┌──

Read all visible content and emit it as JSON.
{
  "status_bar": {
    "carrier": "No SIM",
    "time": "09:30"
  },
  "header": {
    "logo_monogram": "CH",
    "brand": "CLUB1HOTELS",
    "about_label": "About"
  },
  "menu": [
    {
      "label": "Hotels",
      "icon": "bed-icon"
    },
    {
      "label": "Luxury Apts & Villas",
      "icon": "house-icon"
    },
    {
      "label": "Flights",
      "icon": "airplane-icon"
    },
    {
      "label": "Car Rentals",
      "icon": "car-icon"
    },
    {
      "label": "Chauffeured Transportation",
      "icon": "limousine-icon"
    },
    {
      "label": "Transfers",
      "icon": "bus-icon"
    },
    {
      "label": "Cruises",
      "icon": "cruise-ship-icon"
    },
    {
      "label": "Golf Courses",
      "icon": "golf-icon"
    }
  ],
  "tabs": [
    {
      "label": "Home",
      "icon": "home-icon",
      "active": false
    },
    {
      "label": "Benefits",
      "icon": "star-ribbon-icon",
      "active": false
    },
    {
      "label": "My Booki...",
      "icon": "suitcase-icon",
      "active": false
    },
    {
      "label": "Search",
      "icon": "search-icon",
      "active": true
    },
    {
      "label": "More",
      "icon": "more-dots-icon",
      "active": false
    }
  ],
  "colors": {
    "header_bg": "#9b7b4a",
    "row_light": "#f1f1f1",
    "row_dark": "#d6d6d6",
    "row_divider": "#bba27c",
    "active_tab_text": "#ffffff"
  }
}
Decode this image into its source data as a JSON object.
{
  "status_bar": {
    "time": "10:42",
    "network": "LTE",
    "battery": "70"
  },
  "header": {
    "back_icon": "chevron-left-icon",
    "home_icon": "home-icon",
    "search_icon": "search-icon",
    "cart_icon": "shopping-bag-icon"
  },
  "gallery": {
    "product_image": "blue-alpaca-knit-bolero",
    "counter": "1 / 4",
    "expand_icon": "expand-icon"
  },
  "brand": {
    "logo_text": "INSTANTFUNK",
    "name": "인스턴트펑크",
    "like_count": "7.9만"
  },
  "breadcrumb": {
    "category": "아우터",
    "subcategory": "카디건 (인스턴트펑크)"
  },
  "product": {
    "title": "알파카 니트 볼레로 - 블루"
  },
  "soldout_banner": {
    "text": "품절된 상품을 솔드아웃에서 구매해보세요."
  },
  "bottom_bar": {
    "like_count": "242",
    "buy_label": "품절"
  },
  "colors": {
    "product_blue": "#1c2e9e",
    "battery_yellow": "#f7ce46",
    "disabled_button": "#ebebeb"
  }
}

└──

## TO BE DONE
Type the material above out again, exactly.

## COMPLETED EXERCISE
Read all visible content and emit it as JSON.
{
  "status_bar": {
    "carrier": "No SIM",
    "time": "09:30"
  },
  "header": {
    "logo_monogram": "CH",
    "brand": "CLUB1HOTELS",
    "about_label": "About"
  },
  "menu": [
    {
      "label": "Hotels",
      "icon": "bed-icon"
    },
    {
      "label": "Luxury Apts & Villas",
      "icon": "house-icon"
    },
    {
      "label": "Flights",
      "icon": "airplane-icon"
    },
    {
      "label": "Car Rentals",
      "icon": "car-icon"
    },
    {
      "label": "Chauffeured Transportation",
      "icon": "limousine-icon"
    },
    {
      "label": "Transfers",
      "icon": "bus-icon"
    },
    {
      "label": "Cruises",
      "icon": "cruise-ship-icon"
    },
    {
      "label": "Golf Courses",
      "icon": "golf-icon"
    }
  ],
  "tabs": [
    {
      "label": "Home",
      "icon": "home-icon",
      "active": false
    },
    {
      "label": "Benefits",
      "icon": "star-ribbon-icon",
      "active": false
    },
    {
      "label": "My Booki...",
      "icon": "suitcase-icon",
      "active": false
    },
    {
      "label": "Search",
      "icon": "search-icon",
      "active": true
    },
    {
      "label": "More",
      "icon": "more-dots-icon",
      "active": false
    }
  ],
  "colors": {
    "header_bg": "#9b7b4a",
    "row_light": "#f1f1f1",
    "row_dark": "#d6d6d6",
    "row_divider": "#bba27c",
    "active_tab_text": "#ffffff"
  }
}
Decode this image into its source data as a JSON object.
{
  "status_bar": {
    "time": "10:42",
    "network": "LTE",
    "battery": "70"
  },
  "header": {
    "back_icon": "chevron-left-icon",
    "home_icon": "home-icon",
    "search_icon": "search-icon",
    "cart_icon": "shopping-bag-icon"
  },
  "gallery": {
    "product_image": "blue-alpaca-knit-bolero",
    "counter": "1 / 4",
    "expand_icon": "expand-icon"
  },
  "brand": {
    "logo_text": "INSTANTFUNK",
    "name": "인스턴트펑크",
    "like_count": "7.9만"
  },
  "breadcrumb": {
    "category": "아우터",
    "subcategory": "카디건 (인스턴트펑크)"
  },
  "product": {
    "title": "알파카 니트 볼레로 - 블루"
  },
  "soldout_banner": {
    "text": "품절된 상품을 솔드아웃에서 구매해보세요."
  },
  "bottom_bar": {
    "like_count": "242",
    "buy_label": "품절"
  },
  "colors": {
    "product_blue": "#1c2e9e",
    "battery_yellow": "#f7ce46",
    "disabled_button": "#ebebeb"
  }
}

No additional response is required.